▶ SET PROBLEM:
Keep only the lines of the listing that include the word "putting", and copy them.

▶ INPUT RECORDS:
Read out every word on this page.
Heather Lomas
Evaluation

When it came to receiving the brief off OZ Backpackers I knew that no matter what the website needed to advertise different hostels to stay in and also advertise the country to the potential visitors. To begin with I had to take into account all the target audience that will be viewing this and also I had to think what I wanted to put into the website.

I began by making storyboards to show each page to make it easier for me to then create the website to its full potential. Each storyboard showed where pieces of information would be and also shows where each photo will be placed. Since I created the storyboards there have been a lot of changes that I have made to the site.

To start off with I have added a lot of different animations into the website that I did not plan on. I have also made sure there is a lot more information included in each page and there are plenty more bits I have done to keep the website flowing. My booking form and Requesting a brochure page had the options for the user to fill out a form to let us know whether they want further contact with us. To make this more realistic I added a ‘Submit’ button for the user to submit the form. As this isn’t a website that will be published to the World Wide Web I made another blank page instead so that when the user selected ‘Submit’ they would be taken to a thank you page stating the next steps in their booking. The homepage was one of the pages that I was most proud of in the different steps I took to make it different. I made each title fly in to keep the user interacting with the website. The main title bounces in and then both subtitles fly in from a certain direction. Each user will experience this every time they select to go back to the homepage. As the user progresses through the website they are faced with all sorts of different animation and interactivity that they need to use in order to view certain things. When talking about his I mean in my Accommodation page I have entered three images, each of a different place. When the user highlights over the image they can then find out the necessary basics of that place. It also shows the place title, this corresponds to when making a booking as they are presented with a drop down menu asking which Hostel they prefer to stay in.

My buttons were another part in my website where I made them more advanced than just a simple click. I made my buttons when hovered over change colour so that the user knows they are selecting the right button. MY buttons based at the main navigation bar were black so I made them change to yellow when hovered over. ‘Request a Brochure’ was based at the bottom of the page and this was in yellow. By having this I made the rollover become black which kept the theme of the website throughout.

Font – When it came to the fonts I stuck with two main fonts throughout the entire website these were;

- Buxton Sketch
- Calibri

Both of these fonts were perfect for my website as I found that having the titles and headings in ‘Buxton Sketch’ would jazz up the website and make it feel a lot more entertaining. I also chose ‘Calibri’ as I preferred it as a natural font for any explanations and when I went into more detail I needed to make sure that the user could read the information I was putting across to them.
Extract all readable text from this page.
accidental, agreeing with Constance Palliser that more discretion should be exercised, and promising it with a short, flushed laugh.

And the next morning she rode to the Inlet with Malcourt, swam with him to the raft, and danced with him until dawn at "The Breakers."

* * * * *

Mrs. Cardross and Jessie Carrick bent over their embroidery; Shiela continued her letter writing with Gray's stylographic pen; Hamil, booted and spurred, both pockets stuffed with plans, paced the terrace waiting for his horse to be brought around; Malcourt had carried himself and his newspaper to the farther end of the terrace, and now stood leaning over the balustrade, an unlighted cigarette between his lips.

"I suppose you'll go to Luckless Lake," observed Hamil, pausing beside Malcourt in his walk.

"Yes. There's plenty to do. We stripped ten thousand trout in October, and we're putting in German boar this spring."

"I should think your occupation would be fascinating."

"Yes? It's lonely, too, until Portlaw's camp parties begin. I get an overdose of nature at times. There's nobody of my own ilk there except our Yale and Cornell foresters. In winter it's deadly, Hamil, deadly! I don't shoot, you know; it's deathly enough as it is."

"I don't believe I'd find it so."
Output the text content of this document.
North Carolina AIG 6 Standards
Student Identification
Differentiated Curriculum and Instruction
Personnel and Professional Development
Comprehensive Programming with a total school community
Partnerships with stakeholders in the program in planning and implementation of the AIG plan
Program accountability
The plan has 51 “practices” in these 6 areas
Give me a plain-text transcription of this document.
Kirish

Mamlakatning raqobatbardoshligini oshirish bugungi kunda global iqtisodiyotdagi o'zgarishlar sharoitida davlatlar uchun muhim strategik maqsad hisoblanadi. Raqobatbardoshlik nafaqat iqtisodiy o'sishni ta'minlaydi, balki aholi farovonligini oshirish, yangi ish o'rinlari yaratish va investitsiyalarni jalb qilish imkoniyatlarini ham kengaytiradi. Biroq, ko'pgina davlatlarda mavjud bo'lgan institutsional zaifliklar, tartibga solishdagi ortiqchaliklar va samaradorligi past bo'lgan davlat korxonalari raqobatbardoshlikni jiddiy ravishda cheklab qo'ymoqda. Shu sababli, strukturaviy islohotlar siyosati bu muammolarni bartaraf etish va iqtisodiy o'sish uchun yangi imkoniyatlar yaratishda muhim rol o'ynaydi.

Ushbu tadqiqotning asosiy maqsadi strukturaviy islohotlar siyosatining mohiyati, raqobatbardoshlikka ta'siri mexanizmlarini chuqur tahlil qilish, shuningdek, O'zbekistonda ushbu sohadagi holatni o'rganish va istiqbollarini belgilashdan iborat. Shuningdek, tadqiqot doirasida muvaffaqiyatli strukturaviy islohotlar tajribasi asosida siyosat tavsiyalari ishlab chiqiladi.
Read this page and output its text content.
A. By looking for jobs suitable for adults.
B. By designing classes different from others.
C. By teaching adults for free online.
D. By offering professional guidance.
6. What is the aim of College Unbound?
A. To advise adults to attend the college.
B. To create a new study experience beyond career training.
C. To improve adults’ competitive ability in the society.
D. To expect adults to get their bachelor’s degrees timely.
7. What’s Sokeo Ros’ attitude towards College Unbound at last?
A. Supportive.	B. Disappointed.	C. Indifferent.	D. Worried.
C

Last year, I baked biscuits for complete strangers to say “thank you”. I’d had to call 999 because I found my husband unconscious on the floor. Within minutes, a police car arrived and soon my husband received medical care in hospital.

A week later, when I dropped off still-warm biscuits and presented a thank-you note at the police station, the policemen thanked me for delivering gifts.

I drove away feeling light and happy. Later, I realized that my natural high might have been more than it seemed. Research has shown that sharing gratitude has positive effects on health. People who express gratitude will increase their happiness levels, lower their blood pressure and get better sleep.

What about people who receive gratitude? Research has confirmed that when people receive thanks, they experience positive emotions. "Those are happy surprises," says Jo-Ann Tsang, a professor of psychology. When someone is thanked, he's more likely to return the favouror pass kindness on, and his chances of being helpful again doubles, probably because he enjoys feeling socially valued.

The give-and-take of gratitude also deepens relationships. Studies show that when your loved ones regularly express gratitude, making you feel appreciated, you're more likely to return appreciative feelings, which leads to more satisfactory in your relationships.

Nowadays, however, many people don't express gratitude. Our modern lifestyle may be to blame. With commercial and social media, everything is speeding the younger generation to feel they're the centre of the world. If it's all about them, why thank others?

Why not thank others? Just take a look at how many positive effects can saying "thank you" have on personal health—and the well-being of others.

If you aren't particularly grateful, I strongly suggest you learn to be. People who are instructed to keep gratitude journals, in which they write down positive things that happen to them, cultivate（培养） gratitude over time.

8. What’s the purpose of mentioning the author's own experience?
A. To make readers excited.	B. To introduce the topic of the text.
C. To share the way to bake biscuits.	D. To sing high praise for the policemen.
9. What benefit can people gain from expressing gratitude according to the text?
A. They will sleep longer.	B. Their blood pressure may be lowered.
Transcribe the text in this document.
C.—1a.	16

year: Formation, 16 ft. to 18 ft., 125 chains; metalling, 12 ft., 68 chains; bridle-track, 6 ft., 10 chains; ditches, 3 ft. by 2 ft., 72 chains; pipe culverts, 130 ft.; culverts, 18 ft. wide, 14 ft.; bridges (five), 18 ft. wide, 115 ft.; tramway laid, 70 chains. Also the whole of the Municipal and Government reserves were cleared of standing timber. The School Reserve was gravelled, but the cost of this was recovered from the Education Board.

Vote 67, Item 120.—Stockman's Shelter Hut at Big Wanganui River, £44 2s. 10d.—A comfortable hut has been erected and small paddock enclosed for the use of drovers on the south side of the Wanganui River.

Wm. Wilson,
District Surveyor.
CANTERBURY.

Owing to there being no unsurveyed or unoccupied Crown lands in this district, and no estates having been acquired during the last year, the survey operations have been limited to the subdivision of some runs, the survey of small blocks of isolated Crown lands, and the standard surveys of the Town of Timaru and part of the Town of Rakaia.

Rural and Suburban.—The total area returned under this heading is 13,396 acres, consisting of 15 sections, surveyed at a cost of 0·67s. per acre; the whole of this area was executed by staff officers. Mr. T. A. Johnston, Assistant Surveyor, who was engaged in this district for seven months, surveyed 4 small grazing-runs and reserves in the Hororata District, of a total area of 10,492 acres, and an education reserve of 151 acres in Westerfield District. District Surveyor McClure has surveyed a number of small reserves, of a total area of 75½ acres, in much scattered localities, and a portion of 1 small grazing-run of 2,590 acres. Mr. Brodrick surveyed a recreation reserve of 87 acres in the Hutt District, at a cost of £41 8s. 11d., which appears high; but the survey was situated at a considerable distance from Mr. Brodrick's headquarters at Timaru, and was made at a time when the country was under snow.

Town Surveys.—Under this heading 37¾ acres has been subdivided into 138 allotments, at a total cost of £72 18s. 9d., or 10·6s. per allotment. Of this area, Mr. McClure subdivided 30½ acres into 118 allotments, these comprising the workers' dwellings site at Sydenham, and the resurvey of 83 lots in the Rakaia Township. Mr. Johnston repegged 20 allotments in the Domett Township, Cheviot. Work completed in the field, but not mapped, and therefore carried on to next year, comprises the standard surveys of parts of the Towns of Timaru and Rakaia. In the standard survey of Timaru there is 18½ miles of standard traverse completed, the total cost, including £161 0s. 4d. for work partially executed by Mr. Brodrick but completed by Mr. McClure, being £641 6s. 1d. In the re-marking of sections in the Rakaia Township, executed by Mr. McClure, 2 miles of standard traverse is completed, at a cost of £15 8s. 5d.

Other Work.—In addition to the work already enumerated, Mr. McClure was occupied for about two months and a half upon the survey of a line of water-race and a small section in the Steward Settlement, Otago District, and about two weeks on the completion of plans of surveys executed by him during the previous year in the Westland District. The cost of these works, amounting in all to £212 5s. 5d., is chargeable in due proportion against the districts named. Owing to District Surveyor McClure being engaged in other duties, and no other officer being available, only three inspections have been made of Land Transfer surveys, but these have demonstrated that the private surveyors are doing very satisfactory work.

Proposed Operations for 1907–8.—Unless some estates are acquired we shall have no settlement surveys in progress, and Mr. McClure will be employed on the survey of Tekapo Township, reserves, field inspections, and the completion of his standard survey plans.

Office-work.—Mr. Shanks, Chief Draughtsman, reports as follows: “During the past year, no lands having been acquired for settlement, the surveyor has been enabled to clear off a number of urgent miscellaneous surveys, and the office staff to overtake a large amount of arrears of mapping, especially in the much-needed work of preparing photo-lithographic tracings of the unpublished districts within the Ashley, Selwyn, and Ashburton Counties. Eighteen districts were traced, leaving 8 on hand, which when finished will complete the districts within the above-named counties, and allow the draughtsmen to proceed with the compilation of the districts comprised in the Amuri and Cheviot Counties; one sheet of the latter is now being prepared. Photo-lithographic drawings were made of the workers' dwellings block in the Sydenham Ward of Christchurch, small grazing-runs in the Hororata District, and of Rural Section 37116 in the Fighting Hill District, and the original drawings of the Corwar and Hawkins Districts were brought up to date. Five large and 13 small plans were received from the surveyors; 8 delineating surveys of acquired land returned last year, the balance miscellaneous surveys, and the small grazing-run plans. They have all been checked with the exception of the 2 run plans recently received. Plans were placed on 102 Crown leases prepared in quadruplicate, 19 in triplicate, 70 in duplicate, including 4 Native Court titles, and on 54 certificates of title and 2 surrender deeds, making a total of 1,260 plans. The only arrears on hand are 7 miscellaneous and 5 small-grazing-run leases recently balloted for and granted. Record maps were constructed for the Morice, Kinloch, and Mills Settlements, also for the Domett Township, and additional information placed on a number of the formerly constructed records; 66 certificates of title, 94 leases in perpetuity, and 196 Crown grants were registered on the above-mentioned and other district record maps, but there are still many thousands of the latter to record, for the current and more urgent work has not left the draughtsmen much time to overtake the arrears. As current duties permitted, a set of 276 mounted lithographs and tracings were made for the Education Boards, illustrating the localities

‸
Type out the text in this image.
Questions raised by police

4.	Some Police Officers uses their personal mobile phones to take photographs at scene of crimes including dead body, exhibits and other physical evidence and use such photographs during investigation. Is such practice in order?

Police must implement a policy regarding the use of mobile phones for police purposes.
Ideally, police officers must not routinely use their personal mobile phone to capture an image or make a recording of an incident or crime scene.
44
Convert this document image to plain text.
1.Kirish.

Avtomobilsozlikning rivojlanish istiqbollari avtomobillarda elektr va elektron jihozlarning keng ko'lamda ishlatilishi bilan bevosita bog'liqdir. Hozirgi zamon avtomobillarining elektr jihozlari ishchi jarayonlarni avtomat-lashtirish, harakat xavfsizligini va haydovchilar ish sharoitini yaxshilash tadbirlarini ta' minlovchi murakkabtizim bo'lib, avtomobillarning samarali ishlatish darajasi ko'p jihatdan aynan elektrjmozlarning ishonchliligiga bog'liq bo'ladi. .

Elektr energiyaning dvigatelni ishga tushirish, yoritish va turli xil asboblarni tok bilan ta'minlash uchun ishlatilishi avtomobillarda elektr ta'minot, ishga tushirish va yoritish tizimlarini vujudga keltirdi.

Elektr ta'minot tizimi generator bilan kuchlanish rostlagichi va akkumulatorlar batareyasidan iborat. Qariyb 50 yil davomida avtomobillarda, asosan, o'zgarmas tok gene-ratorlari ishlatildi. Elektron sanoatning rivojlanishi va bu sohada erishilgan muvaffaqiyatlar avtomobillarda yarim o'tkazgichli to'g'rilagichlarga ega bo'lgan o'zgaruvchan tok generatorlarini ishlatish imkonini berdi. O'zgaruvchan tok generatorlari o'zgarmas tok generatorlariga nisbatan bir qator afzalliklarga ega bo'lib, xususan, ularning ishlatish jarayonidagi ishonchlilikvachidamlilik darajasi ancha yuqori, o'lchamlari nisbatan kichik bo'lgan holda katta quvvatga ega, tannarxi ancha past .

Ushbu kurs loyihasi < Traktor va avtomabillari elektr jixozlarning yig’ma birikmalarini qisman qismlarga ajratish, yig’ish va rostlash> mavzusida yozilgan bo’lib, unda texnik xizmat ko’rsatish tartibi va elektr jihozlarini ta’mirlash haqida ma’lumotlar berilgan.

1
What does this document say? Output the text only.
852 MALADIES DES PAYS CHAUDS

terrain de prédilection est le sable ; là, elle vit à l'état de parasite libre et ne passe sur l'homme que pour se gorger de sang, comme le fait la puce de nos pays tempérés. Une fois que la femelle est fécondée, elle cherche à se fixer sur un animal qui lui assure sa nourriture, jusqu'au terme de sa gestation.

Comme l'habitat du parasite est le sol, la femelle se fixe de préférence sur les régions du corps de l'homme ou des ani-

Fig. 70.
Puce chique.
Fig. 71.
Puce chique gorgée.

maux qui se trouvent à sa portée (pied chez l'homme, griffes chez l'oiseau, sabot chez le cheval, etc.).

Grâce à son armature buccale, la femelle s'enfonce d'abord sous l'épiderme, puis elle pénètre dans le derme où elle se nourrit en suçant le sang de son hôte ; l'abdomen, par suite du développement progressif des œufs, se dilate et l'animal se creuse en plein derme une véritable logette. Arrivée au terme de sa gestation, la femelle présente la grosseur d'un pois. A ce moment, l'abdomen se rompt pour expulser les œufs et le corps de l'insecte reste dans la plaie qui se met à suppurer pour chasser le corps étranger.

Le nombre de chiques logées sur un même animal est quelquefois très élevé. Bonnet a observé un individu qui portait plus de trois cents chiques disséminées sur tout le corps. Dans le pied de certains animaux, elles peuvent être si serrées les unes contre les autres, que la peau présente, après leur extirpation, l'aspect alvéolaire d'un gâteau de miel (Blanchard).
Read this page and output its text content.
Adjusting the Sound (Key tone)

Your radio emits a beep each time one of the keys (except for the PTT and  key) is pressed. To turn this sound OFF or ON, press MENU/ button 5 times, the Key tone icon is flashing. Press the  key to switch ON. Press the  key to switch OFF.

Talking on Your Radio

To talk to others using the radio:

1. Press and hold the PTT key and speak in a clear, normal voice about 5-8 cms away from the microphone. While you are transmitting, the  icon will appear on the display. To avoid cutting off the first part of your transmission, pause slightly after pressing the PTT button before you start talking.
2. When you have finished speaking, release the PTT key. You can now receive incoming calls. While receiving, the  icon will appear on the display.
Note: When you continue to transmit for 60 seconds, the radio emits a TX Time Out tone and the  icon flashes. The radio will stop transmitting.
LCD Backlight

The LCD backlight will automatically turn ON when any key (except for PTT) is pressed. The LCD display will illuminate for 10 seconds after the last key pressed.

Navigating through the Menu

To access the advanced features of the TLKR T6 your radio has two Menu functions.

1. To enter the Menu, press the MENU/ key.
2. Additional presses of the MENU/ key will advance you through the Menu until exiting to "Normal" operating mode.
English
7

▶ TASK ANSWER:
Both of these fonts were perfect for my website as I found that having the titles and headings in ‘Buxton Sketch’ would jazz up the website and make it feel a lot more entertaining. I also chose ‘Calibri’ as I preferred it as a natural font for any explanations and when I went into more detail I needed to make sure that the user could read the information I was putting across to them.
"Yes. There's plenty to do. We stripped ten thousand trout in October, and we're putting in German boar this spring."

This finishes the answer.